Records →
---------------

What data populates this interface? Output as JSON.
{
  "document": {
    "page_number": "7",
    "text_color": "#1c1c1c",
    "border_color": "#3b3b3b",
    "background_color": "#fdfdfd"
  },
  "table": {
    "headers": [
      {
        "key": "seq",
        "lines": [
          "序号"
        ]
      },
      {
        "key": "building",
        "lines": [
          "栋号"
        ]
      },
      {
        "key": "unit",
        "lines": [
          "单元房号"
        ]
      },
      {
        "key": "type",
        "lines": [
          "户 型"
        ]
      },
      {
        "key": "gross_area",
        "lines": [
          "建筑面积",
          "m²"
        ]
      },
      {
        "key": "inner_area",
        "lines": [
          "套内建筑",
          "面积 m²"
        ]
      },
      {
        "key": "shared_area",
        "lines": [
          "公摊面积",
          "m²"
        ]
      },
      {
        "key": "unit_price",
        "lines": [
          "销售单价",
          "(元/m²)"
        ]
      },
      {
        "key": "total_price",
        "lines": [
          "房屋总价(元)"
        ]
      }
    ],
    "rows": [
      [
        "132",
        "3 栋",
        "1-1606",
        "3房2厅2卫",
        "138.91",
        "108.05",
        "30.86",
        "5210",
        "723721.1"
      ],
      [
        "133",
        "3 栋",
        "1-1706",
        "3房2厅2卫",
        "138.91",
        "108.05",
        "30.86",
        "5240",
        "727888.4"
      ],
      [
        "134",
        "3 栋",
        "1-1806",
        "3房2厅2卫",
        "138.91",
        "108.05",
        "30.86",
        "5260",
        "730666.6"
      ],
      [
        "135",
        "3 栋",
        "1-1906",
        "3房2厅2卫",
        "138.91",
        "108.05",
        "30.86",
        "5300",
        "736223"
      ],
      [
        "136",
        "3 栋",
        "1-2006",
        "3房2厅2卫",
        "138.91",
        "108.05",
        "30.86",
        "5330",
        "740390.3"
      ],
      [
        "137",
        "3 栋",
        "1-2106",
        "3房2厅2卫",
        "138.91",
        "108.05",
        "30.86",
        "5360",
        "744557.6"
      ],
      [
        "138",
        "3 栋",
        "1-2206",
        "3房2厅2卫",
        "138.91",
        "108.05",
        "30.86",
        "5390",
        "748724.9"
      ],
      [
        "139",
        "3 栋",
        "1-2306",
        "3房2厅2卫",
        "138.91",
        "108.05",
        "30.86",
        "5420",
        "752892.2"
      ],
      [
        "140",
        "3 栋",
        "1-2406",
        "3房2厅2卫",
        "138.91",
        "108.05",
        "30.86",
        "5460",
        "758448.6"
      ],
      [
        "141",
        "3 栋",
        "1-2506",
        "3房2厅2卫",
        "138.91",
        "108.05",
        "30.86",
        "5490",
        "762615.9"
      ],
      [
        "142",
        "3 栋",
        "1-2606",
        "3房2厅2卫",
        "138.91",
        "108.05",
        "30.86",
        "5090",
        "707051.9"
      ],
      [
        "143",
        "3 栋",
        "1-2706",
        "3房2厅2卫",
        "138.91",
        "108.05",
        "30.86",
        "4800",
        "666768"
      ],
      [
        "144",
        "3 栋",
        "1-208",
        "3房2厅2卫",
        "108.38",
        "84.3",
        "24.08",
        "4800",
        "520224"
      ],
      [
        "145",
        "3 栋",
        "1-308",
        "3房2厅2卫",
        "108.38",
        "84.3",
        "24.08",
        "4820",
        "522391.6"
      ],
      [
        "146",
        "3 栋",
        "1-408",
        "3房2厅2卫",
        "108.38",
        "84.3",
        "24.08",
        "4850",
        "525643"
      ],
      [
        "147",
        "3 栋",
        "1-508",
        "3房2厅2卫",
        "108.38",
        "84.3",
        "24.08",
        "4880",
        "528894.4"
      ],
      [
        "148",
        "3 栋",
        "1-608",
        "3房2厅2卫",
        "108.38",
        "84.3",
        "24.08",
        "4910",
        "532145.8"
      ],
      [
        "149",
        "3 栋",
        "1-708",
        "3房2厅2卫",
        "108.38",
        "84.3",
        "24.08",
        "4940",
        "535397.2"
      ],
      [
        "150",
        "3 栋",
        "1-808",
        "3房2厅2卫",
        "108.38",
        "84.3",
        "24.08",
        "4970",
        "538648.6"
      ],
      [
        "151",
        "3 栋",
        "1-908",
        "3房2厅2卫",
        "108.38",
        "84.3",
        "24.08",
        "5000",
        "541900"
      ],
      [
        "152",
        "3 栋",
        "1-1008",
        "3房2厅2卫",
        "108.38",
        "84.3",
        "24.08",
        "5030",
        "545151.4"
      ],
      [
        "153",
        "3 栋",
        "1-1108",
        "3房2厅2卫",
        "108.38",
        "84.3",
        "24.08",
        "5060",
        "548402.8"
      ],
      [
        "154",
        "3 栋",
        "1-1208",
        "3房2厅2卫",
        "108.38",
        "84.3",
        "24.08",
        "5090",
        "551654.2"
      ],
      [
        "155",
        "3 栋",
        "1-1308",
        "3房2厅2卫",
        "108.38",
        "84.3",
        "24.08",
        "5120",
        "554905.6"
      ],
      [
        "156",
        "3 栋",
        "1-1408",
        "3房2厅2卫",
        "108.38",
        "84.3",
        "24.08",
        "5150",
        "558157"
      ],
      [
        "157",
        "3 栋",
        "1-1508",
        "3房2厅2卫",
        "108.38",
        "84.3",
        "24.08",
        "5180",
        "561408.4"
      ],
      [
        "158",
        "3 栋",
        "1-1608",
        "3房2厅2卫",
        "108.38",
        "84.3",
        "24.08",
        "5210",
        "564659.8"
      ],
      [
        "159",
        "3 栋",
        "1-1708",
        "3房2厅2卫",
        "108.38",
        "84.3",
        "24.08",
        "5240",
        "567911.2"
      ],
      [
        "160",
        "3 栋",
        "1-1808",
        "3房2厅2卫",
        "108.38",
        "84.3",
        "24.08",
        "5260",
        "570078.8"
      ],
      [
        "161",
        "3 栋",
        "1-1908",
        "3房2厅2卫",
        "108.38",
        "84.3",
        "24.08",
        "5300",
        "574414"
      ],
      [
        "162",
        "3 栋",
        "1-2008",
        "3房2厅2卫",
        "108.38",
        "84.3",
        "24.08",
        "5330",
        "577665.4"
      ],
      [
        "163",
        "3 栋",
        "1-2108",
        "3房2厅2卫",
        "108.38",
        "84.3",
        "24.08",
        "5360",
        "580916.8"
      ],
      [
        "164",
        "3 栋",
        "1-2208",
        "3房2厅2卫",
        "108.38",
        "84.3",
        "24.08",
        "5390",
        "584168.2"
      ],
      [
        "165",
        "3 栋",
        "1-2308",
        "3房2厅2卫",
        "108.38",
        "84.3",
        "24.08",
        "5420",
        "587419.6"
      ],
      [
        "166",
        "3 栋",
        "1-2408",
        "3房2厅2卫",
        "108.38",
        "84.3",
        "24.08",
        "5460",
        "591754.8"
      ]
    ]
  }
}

---------------

What you are asked to do → Write the complete data out, exactly as above.

Output for this exercise →
What data populates this interface? Output as JSON.
{
  "document": {
    "page_number": "7",
    "text_color": "#1c1c1c",
    "border_color": "#3b3b3b",
    "background_color": "#fdfdfd"
  },
  "table": {
    "headers": [
      {
        "key": "seq",
        "lines": [
          "序号"
        ]
      },
      {
        "key": "building",
        "lines": [
          "栋号"
        ]
      },
      {
        "key": "unit",
        "lines": [
          "单元房号"
        ]
      },
      {
        "key": "type",
        "lines": [
          "户 型"
        ]
      },
      {
        "key": "gross_area",
        "lines": [
          "建筑面积",
          "m²"
        ]
      },
      {
        "key": "inner_area",
        "lines": [
          "套内建筑",
          "面积 m²"
        ]
      },
      {
        "key": "shared_area",
        "lines": [
          "公摊面积",
          "m²"
        ]
      },
      {
        "key": "unit_price",
        "lines": [
          "销售单价",
          "(元/m²)"
        ]
      },
      {
        "key": "total_price",
        "lines": [
          "房屋总价(元)"
        ]
      }
    ],
    "rows": [
      [
        "132",
        "3 栋",
        "1-1606",
        "3房2厅2卫",
        "138.91",
        "108.05",
        "30.86",
        "5210",
        "723721.1"
      ],
      [
        "133",
        "3 栋",
        "1-1706",
        "3房2厅2卫",
        "138.91",
        "108.05",
        "30.86",
        "5240",
        "727888.4"
      ],
      [
        "134",
        "3 栋",
        "1-1806",
        "3房2厅2卫",
        "138.91",
        "108.05",
        "30.86",
        "5260",
        "730666.6"
      ],
      [
        "135",
        "3 栋",
        "1-1906",
        "3房2厅2卫",
        "138.91",
        "108.05",
        "30.86",
        "5300",
        "736223"
      ],
      [
        "136",
        "3 栋",
        "1-2006",
        "3房2厅2卫",
        "138.91",
        "108.05",
        "30.86",
        "5330",
        "740390.3"
      ],
      [
        "137",
        "3 栋",
        "1-2106",
        "3房2厅2卫",
        "138.91",
        "108.05",
        "30.86",
        "5360",
        "744557.6"
      ],
      [
        "138",
        "3 栋",
        "1-2206",
        "3房2厅2卫",
        "138.91",
        "108.05",
        "30.86",
        "5390",
        "748724.9"
      ],
      [
        "139",
        "3 栋",
        "1-2306",
        "3房2厅2卫",
        "138.91",
        "108.05",
        "30.86",
        "5420",
        "752892.2"
      ],
      [
        "140",
        "3 栋",
        "1-2406",
        "3房2厅2卫",
        "138.91",
        "108.05",
        "30.86",
        "5460",
        "758448.6"
      ],
      [
        "141",
        "3 栋",
        "1-2506",
        "3房2厅2卫",
        "138.91",
        "108.05",
        "30.86",
        "5490",
        "762615.9"
      ],
      [
        "142",
        "3 栋",
        "1-2606",
        "3房2厅2卫",
        "138.91",
        "108.05",
        "30.86",
        "5090",
        "707051.9"
      ],
      [
        "143",
        "3 栋",
        "1-2706",
        "3房2厅2卫",
        "138.91",
        "108.05",
        "30.86",
        "4800",
        "666768"
      ],
      [
        "144",
        "3 栋",
        "1-208",
        "3房2厅2卫",
        "108.38",
        "84.3",
        "24.08",
        "4800",
        "520224"
      ],
      [
        "145",
        "3 栋",
        "1-308",
        "3房2厅2卫",
        "108.38",
        "84.3",
        "24.08",
        "4820",
        "522391.6"
      ],
      [
        "146",
        "3 栋",
        "1-408",
        "3房2厅2卫",
        "108.38",
        "84.3",
        "24.08",
        "4850",
        "525643"
      ],
      [
        "147",
        "3 栋",
        "1-508",
        "3房2厅2卫",
        "108.38",
        "84.3",
        "24.08",
        "4880",
        "528894.4"
      ],
      [
        "148",
        "3 栋",
        "1-608",
        "3房2厅2卫",
        "108.38",
        "84.3",
        "24.08",
        "4910",
        "532145.8"
      ],
      [
        "149",
        "3 栋",
        "1-708",
        "3房2厅2卫",
        "108.38",
        "84.3",
        "24.08",
        "4940",
        "535397.2"
      ],
      [
        "150",
        "3 栋",
        "1-808",
        "3房2厅2卫",
        "108.38",
        "84.3",
        "24.08",
        "4970",
        "538648.6"
      ],
      [
        "151",
        "3 栋",
        "1-908",
        "3房2厅2卫",
        "108.38",
        "84.3",
        "24.08",
        "5000",
        "541900"
      ],
      [
        "152",
        "3 栋",
        "1-1008",
        "3房2厅2卫",
        "108.38",
        "84.3",
        "24.08",
        "5030",
        "545151.4"
      ],
      [
        "153",
        "3 栋",
        "1-1108",
        "3房2厅2卫",
        "108.38",
        "84.3",
        "24.08",
        "5060",
        "548402.8"
      ],
      [
        "154",
        "3 栋",
        "1-1208",
        "3房2厅2卫",
        "108.38",
        "84.3",
        "24.08",
        "5090",
        "551654.2"
      ],
      [
        "155",
        "3 栋",
        "1-1308",
        "3房2厅2卫",
        "108.38",
        "84.3",
        "24.08",
        "5120",
        "554905.6"
      ],
      [
        "156",
        "3 栋",
        "1-1408",
        "3房2厅2卫",
        "108.38",
        "84.3",
        "24.08",
        "5150",
        "558157"
      ],
      [
        "157",
        "3 栋",
        "1-1508",
        "3房2厅2卫",
        "108.38",
        "84.3",
        "24.08",
        "5180",
        "561408.4"
      ],
      [
        "158",
        "3 栋",
        "1-1608",
        "3房2厅2卫",
        "108.38",
        "84.3",
        "24.08",
        "5210",
        "564659.8"
      ],
      [
        "159",
        "3 栋",
        "1-1708",
        "3房2厅2卫",
        "108.38",
        "84.3",
        "24.08",
        "5240",
        "567911.2"
      ],
      [
        "160",
        "3 栋",
        "1-1808",
        "3房2厅2卫",
        "108.38",
        "84.3",
        "24.08",
        "5260",
        "570078.8"
      ],
      [
        "161",
        "3 栋",
        "1-1908",
        "3房2厅2卫",
        "108.38",
        "84.3",
        "24.08",
        "5300",
        "574414"
      ],
      [
        "162",
        "3 栋",
        "1-2008",
        "3房2厅2卫",
        "108.38",
        "84.3",
        "24.08",
        "5330",
        "577665.4"
      ],
      [
        "163",
        "3 栋",
        "1-2108",
        "3房2厅2卫",
        "108.38",
        "84.3",
        "24.08",
        "5360",
        "580916.8"
      ],
      [
        "164",
        "3 栋",
        "1-2208",
        "3房2厅2卫",
        "108.38",
        "84.3",
        "24.08",
        "5390",
        "584168.2"
      ],
      [
        "165",
        "3 栋",
        "1-2308",
        "3房2厅2卫",
        "108.38",
        "84.3",
        "24.08",
        "5420",
        "587419.6"
      ],
      [
        "166",
        "3 栋",
        "1-2408",
        "3房2厅2卫",
        "108.38",
        "84.3",
        "24.08",
        "5460",
        "591754.8"
      ]
    ]
  }
}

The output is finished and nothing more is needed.